## Begin RECORDS FOR PROCESSING

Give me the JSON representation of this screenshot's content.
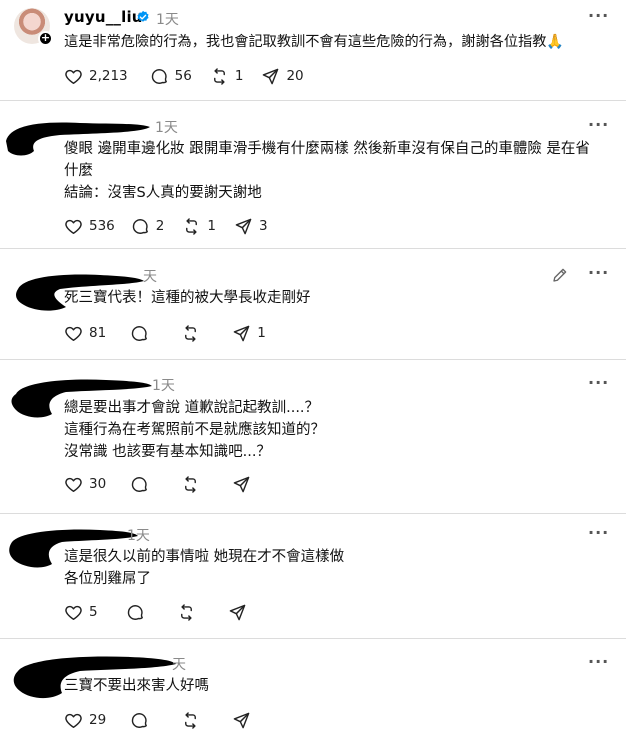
{
  "main_post": {
    "username": "yuyu__liu",
    "time": "1天",
    "text": "這是非常危險的行為，我也會記取教訓不會有這些危險的行為，謝謝各位指教🙏",
    "likes": "2,213",
    "comments": "56",
    "reposts": "1",
    "shares": "20"
  },
  "replies": [
    {
      "time": "1天",
      "lines": [
        "傻眼 邊開車邊化妝 跟開車滑手機有什麼兩樣 然後新車沒有保自己的車體險 是在省",
        "什麼",
        "結論：沒害S人真的要謝天謝地"
      ],
      "likes": "536",
      "comments": "2",
      "reposts": "1",
      "shares": "3"
    },
    {
      "time": "天",
      "lines": [
        "死三寶代表！這種的被大學長收走剛好"
      ],
      "likes": "81",
      "comments": "",
      "reposts": "",
      "shares": "1"
    },
    {
      "time": "1天",
      "lines": [
        "總是要出事才會說 道歉說記起教訓....？",
        "這種行為在考駕照前不是就應該知道的？",
        "沒常識 也該要有基本知識吧...？"
      ],
      "likes": "30",
      "comments": "",
      "reposts": "",
      "shares": ""
    },
    {
      "time": "1天",
      "lines": [
        "這是很久以前的事情啦 她現在才不會這樣做",
        "各位別雞屌了"
      ],
      "likes": "5",
      "comments": "",
      "reposts": "",
      "shares": ""
    },
    {
      "time": "天",
      "lines": [
        "三寶不要出來害人好嗎"
      ],
      "likes": "29",
      "comments": "",
      "reposts": "",
      "shares": ""
    }
  ],
  "more_glyph": "···"
}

## End RECORDS FOR PROCESSING

EXERCISE: Leave out all images, then reproduce the entries above exactly.

RESPONSE FOR THIS EXERCISE:
Give me the JSON representation of this screenshot's content.
{
  "main_post": {
    "username": "yuyu__liu",
    "time": "1天",
    "text": "這是非常危險的行為，我也會記取教訓不會有這些危險的行為，謝謝各位指教🙏",
    "likes": "2,213",
    "comments": "56",
    "reposts": "1",
    "shares": "20"
  },
  "replies": [
    {
      "time": "1天",
      "lines": [
        "傻眼 邊開車邊化妝 跟開車滑手機有什麼兩樣 然後新車沒有保自己的車體險 是在省",
        "什麼",
        "結論：沒害S人真的要謝天謝地"
      ],
      "likes": "536",
      "comments": "2",
      "reposts": "1",
      "shares": "3"
    },
    {
      "time": "天",
      "lines": [
        "死三寶代表！這種的被大學長收走剛好"
      ],
      "likes": "81",
      "comments": "",
      "reposts": "",
      "shares": "1"
    },
    {
      "time": "1天",
      "lines": [
        "總是要出事才會說 道歉說記起教訓....？",
        "這種行為在考駕照前不是就應該知道的？",
        "沒常識 也該要有基本知識吧...？"
      ],
      "likes": "30",
      "comments": "",
      "reposts": "",
      "shares": ""
    },
    {
      "time": "1天",
      "lines": [
        "這是很久以前的事情啦 她現在才不會這樣做",
        "各位別雞屌了"
      ],
      "likes": "5",
      "comments": "",
      "reposts": "",
      "shares": ""
    },
    {
      "time": "天",
      "lines": [
        "三寶不要出來害人好嗎"
      ],
      "likes": "29",
      "comments": "",
      "reposts": "",
      "shares": ""
    }
  ],
  "more_glyph": "···"
}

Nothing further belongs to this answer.